• TASK GOAL: Each record below should appear again exactly as written.

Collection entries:
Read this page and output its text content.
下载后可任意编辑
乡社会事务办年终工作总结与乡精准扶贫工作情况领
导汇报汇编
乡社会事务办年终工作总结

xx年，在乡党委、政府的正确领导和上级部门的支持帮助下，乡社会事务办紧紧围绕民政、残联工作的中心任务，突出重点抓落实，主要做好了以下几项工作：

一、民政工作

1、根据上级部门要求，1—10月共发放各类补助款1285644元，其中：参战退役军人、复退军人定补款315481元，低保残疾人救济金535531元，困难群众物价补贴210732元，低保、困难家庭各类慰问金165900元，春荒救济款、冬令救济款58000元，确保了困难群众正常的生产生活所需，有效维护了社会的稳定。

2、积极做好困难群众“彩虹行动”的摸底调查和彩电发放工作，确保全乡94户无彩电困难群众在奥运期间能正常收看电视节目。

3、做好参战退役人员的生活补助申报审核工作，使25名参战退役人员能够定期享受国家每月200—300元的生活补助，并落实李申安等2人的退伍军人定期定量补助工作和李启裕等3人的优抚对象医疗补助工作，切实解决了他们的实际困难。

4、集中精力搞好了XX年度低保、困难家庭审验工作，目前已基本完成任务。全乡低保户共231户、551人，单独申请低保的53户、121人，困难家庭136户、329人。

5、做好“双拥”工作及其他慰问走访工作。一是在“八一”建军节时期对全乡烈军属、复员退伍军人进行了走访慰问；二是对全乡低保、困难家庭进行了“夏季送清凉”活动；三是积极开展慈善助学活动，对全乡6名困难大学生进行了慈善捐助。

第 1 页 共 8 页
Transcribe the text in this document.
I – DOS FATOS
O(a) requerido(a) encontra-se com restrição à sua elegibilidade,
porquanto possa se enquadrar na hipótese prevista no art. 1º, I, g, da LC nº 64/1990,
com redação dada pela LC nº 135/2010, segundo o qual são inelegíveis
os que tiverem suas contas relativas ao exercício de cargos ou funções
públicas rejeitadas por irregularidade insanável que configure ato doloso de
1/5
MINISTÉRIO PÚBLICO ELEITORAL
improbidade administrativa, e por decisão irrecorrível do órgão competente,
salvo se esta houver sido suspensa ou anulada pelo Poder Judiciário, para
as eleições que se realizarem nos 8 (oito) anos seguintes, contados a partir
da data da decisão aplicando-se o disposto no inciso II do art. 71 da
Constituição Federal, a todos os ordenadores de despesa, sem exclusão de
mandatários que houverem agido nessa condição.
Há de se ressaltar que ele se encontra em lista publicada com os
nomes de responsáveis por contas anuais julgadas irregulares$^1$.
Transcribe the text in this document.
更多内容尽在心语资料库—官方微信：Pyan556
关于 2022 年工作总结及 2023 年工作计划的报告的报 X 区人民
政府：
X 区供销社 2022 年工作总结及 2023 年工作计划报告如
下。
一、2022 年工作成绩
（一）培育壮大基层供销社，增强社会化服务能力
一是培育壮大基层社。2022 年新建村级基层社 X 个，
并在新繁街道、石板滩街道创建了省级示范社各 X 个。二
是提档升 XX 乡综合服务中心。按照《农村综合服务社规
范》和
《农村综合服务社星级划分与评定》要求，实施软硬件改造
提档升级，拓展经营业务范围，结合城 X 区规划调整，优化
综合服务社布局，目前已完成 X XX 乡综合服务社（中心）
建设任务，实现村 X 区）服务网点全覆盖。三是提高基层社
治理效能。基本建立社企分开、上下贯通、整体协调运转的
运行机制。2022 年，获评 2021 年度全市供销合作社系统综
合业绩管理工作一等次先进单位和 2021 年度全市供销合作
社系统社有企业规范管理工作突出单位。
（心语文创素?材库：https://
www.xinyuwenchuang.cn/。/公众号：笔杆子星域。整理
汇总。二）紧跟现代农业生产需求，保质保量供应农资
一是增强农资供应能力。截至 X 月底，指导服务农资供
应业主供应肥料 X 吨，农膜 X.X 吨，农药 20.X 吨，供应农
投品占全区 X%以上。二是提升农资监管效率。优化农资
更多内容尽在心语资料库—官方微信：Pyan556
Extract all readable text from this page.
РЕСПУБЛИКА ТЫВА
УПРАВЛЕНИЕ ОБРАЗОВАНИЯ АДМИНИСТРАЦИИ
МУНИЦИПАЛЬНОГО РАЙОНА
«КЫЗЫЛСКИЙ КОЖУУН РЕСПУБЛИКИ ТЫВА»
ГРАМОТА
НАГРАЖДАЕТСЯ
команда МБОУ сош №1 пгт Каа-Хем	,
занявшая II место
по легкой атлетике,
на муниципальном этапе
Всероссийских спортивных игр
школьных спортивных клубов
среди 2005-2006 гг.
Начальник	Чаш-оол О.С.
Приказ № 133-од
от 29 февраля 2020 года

• RESULT OF THE TASK:
Read this page and output its text content.
下载后可任意编辑
乡社会事务办年终工作总结与乡精准扶贫工作情况领
导汇报汇编
乡社会事务办年终工作总结

xx年，在乡党委、政府的正确领导和上级部门的支持帮助下，乡社会事务办紧紧围绕民政、残联工作的中心任务，突出重点抓落实，主要做好了以下几项工作：

一、民政工作

1、根据上级部门要求，1—10月共发放各类补助款1285644元，其中：参战退役军人、复退军人定补款315481元，低保残疾人救济金535531元，困难群众物价补贴210732元，低保、困难家庭各类慰问金165900元，春荒救济款、冬令救济款58000元，确保了困难群众正常的生产生活所需，有效维护了社会的稳定。

2、积极做好困难群众“彩虹行动”的摸底调查和彩电发放工作，确保全乡94户无彩电困难群众在奥运期间能正常收看电视节目。

3、做好参战退役人员的生活补助申报审核工作，使25名参战退役人员能够定期享受国家每月200—300元的生活补助，并落实李申安等2人的退伍军人定期定量补助工作和李启裕等3人的优抚对象医疗补助工作，切实解决了他们的实际困难。

4、集中精力搞好了XX年度低保、困难家庭审验工作，目前已基本完成任务。全乡低保户共231户、551人，单独申请低保的53户、121人，困难家庭136户、329人。

5、做好“双拥”工作及其他慰问走访工作。一是在“八一”建军节时期对全乡烈军属、复员退伍军人进行了走访慰问；二是对全乡低保、困难家庭进行了“夏季送清凉”活动；三是积极开展慈善助学活动，对全乡6名困难大学生进行了慈善捐助。

第 1 页 共 8 页
Transcribe the text in this document.
I – DOS FATOS
O(a) requerido(a) encontra-se com restrição à sua elegibilidade,
porquanto possa se enquadrar na hipótese prevista no art. 1º, I, g, da LC nº 64/1990,
com redação dada pela LC nº 135/2010, segundo o qual são inelegíveis
os que tiverem suas contas relativas ao exercício de cargos ou funções
públicas rejeitadas por irregularidade insanável que configure ato doloso de
1/5
MINISTÉRIO PÚBLICO ELEITORAL
improbidade administrativa, e por decisão irrecorrível do órgão competente,
salvo se esta houver sido suspensa ou anulada pelo Poder Judiciário, para
as eleições que se realizarem nos 8 (oito) anos seguintes, contados a partir
da data da decisão aplicando-se o disposto no inciso II do art. 71 da
Constituição Federal, a todos os ordenadores de despesa, sem exclusão de
mandatários que houverem agido nessa condição.
Há de se ressaltar que ele se encontra em lista publicada com os
nomes de responsáveis por contas anuais julgadas irregulares$^1$.
Transcribe the text in this document.
更多内容尽在心语资料库—官方微信：Pyan556
关于 2022 年工作总结及 2023 年工作计划的报告的报 X 区人民
政府：
X 区供销社 2022 年工作总结及 2023 年工作计划报告如
下。
一、2022 年工作成绩
（一）培育壮大基层供销社，增强社会化服务能力
一是培育壮大基层社。2022 年新建村级基层社 X 个，
并在新繁街道、石板滩街道创建了省级示范社各 X 个。二
是提档升 XX 乡综合服务中心。按照《农村综合服务社规
范》和
《农村综合服务社星级划分与评定》要求，实施软硬件改造
提档升级，拓展经营业务范围，结合城 X 区规划调整，优化
综合服务社布局，目前已完成 X XX 乡综合服务社（中心）
建设任务，实现村 X 区）服务网点全覆盖。三是提高基层社
治理效能。基本建立社企分开、上下贯通、整体协调运转的
运行机制。2022 年，获评 2021 年度全市供销合作社系统综
合业绩管理工作一等次先进单位和 2021 年度全市供销合作
社系统社有企业规范管理工作突出单位。
（心语文创素?材库：https://
www.xinyuwenchuang.cn/。/公众号：笔杆子星域。整理
汇总。二）紧跟现代农业生产需求，保质保量供应农资
一是增强农资供应能力。截至 X 月底，指导服务农资供
应业主供应肥料 X 吨，农膜 X.X 吨，农药 20.X 吨，供应农
投品占全区 X%以上。二是提升农资监管效率。优化农资
更多内容尽在心语资料库—官方微信：Pyan556
Extract all readable text from this page.
РЕСПУБЛИКА ТЫВА
УПРАВЛЕНИЕ ОБРАЗОВАНИЯ АДМИНИСТРАЦИИ
МУНИЦИПАЛЬНОГО РАЙОНА
«КЫЗЫЛСКИЙ КОЖУУН РЕСПУБЛИКИ ТЫВА»
ГРАМОТА
НАГРАЖДАЕТСЯ
команда МБОУ сош №1 пгт Каа-Хем	,
занявшая II место
по легкой атлетике,
на муниципальном этапе
Всероссийских спортивных игр
школьных спортивных клубов
среди 2005-2006 гг.
Начальник	Чаш-оол О.С.
Приказ № 133-од
от 29 февраля 2020 года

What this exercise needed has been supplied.